### WORK TO COMPLETE
Show every line in the records below that contains the word "text".

### RECORDS FOR THE TASK
"""

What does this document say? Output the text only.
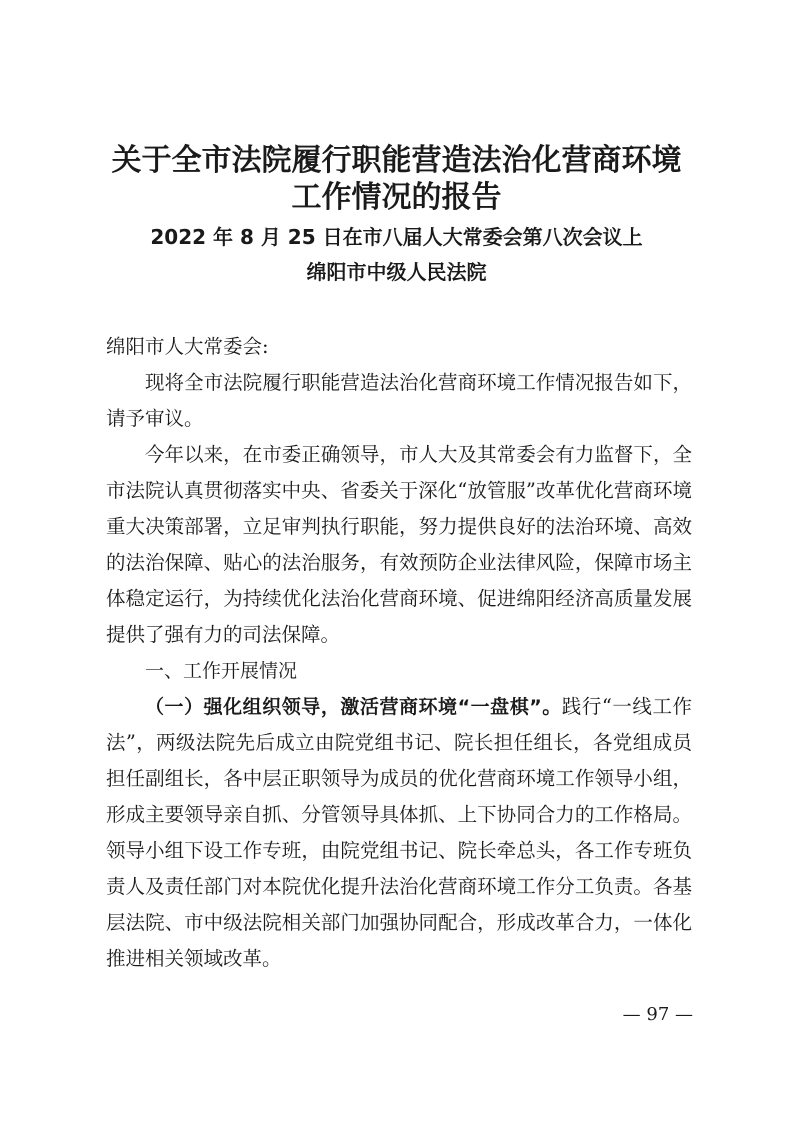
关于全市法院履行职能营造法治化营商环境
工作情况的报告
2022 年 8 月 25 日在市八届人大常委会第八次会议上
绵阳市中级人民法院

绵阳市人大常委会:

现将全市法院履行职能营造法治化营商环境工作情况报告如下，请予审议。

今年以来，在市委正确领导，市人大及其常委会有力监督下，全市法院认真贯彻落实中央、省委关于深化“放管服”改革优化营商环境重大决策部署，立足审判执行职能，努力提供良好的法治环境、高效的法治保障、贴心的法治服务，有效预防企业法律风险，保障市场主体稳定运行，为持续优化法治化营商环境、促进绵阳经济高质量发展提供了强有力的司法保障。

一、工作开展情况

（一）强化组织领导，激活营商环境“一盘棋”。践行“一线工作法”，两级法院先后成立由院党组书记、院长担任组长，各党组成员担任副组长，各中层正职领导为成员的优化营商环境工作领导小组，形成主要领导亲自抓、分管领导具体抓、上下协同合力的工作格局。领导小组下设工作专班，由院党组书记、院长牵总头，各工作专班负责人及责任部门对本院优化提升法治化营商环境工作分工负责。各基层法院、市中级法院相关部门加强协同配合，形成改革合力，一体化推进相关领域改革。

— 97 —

"""
"""

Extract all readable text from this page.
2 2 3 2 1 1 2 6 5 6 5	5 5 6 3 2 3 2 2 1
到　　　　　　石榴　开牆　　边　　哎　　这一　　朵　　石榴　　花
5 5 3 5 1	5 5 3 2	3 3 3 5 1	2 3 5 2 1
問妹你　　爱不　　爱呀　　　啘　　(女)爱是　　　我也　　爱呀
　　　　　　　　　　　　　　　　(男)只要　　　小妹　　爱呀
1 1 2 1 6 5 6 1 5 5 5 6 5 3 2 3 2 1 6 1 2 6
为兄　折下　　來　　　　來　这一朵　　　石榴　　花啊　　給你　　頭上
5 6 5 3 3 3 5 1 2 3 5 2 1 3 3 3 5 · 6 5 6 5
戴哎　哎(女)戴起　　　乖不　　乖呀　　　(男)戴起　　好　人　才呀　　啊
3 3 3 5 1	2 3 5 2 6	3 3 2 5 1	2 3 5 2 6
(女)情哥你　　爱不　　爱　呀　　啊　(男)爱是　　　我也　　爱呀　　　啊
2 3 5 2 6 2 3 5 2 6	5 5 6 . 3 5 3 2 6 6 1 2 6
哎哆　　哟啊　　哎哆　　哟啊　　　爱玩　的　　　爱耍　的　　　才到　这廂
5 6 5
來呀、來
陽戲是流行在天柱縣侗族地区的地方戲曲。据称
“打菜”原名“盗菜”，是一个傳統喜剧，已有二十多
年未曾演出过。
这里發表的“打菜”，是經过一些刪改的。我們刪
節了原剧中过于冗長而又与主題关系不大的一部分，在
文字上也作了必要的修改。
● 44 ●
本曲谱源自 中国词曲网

"""
"""

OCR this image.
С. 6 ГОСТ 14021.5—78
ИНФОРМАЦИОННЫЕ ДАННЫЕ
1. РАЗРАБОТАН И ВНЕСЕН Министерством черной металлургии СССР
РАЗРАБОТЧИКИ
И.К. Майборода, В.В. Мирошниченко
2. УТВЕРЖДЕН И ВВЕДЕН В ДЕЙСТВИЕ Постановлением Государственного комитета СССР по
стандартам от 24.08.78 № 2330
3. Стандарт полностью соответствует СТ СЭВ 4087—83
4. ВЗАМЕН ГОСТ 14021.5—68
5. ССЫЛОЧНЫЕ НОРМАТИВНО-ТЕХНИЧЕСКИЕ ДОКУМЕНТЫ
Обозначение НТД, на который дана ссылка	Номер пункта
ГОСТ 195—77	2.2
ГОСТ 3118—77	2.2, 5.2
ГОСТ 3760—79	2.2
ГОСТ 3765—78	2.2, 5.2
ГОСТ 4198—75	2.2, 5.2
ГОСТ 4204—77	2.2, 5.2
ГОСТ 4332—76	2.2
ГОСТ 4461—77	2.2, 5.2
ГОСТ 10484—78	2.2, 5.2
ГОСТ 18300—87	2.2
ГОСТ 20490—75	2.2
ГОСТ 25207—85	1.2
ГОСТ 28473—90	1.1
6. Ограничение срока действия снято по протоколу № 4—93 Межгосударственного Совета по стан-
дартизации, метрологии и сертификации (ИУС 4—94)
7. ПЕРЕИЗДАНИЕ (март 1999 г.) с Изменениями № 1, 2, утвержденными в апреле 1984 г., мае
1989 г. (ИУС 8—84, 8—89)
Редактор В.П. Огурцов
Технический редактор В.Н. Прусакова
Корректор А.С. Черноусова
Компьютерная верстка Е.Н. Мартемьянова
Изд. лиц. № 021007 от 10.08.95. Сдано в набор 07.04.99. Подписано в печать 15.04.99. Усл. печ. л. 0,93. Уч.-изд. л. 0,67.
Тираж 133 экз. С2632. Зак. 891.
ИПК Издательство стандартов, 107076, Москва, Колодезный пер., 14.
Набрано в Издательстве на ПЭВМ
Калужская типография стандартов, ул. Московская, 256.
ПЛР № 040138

"""

### WRITTEN SOLUTION
What does this document say? Output the text only.
Extract all readable text from this page.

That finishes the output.